WORK TO BE COMPLETED:
Write out the whole listing again, exactly as given.

THE INPUT:
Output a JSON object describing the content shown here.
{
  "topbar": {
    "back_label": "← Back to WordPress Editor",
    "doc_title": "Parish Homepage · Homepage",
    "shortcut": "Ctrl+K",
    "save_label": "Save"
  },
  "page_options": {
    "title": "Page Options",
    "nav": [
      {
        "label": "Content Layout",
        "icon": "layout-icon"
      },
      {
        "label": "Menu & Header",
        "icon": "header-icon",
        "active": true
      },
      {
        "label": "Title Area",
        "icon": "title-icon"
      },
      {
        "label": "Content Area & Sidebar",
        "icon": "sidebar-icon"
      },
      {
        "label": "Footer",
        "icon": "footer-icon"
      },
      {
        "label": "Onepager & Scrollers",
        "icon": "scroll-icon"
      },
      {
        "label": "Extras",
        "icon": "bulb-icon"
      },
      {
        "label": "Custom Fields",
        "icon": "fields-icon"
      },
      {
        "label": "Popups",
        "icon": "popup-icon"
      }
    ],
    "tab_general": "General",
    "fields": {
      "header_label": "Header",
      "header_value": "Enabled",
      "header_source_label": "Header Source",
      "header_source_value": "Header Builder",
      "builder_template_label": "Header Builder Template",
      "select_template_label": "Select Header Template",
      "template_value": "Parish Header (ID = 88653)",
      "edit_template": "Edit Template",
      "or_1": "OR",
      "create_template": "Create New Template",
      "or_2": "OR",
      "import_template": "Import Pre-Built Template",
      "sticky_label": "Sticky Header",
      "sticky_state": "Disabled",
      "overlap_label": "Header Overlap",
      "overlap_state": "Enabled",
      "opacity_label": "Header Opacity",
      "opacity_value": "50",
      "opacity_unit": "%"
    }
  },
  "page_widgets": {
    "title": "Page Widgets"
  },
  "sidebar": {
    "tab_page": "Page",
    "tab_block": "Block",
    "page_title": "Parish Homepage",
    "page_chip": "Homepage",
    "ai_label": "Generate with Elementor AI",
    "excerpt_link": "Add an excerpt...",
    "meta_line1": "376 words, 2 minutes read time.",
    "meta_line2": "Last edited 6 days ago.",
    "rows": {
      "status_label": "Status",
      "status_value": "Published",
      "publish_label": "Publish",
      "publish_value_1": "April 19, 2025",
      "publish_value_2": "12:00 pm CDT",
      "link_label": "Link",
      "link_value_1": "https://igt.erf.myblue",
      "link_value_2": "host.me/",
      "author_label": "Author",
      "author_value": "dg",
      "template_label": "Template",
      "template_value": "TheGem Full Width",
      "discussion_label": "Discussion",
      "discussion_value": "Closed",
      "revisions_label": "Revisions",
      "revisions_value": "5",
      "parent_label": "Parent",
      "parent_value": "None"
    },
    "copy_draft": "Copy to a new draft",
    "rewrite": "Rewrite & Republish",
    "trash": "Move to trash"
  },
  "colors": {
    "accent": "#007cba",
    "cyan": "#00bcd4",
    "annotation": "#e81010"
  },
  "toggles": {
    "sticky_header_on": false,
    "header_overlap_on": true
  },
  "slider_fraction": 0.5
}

ANSWER TO THE PROBLEM:
Output a JSON object describing the content shown here.
{
  "topbar": {
    "back_label": "← Back to WordPress Editor",
    "doc_title": "Parish Homepage · Homepage",
    "shortcut": "Ctrl+K",
    "save_label": "Save"
  },
  "page_options": {
    "title": "Page Options",
    "nav": [
      {
        "label": "Content Layout",
        "icon": "layout-icon"
      },
      {
        "label": "Menu & Header",
        "icon": "header-icon",
        "active": true
      },
      {
        "label": "Title Area",
        "icon": "title-icon"
      },
      {
        "label": "Content Area & Sidebar",
        "icon": "sidebar-icon"
      },
      {
        "label": "Footer",
        "icon": "footer-icon"
      },
      {
        "label": "Onepager & Scrollers",
        "icon": "scroll-icon"
      },
      {
        "label": "Extras",
        "icon": "bulb-icon"
      },
      {
        "label": "Custom Fields",
        "icon": "fields-icon"
      },
      {
        "label": "Popups",
        "icon": "popup-icon"
      }
    ],
    "tab_general": "General",
    "fields": {
      "header_label": "Header",
      "header_value": "Enabled",
      "header_source_label": "Header Source",
      "header_source_value": "Header Builder",
      "builder_template_label": "Header Builder Template",
      "select_template_label": "Select Header Template",
      "template_value": "Parish Header (ID = 88653)",
      "edit_template": "Edit Template",
      "or_1": "OR",
      "create_template": "Create New Template",
      "or_2": "OR",
      "import_template": "Import Pre-Built Template",
      "sticky_label": "Sticky Header",
      "sticky_state": "Disabled",
      "overlap_label": "Header Overlap",
      "overlap_state": "Enabled",
      "opacity_label": "Header Opacity",
      "opacity_value": "50",
      "opacity_unit": "%"
    }
  },
  "page_widgets": {
    "title": "Page Widgets"
  },
  "sidebar": {
    "tab_page": "Page",
    "tab_block": "Block",
    "page_title": "Parish Homepage",
    "page_chip": "Homepage",
    "ai_label": "Generate with Elementor AI",
    "excerpt_link": "Add an excerpt...",
    "meta_line1": "376 words, 2 minutes read time.",
    "meta_line2": "Last edited 6 days ago.",
    "rows": {
      "status_label": "Status",
      "status_value": "Published",
      "publish_label": "Publish",
      "publish_value_1": "April 19, 2025",
      "publish_value_2": "12:00 pm CDT",
      "link_label": "Link",
      "link_value_1": "https://igt.erf.myblue",
      "link_value_2": "host.me/",
      "author_label": "Author",
      "author_value": "dg",
      "template_label": "Template",
      "template_value": "TheGem Full Width",
      "discussion_label": "Discussion",
      "discussion_value": "Closed",
      "revisions_label": "Revisions",
      "revisions_value": "5",
      "parent_label": "Parent",
      "parent_value": "None"
    },
    "copy_draft": "Copy to a new draft",
    "rewrite": "Rewrite & Republish",
    "trash": "Move to trash"
  },
  "colors": {
    "accent": "#007cba",
    "cyan": "#00bcd4",
    "annotation": "#e81010"
  },
  "toggles": {
    "sticky_header_on": false,
    "header_overlap_on": true
  },
  "slider_fraction": 0.5
}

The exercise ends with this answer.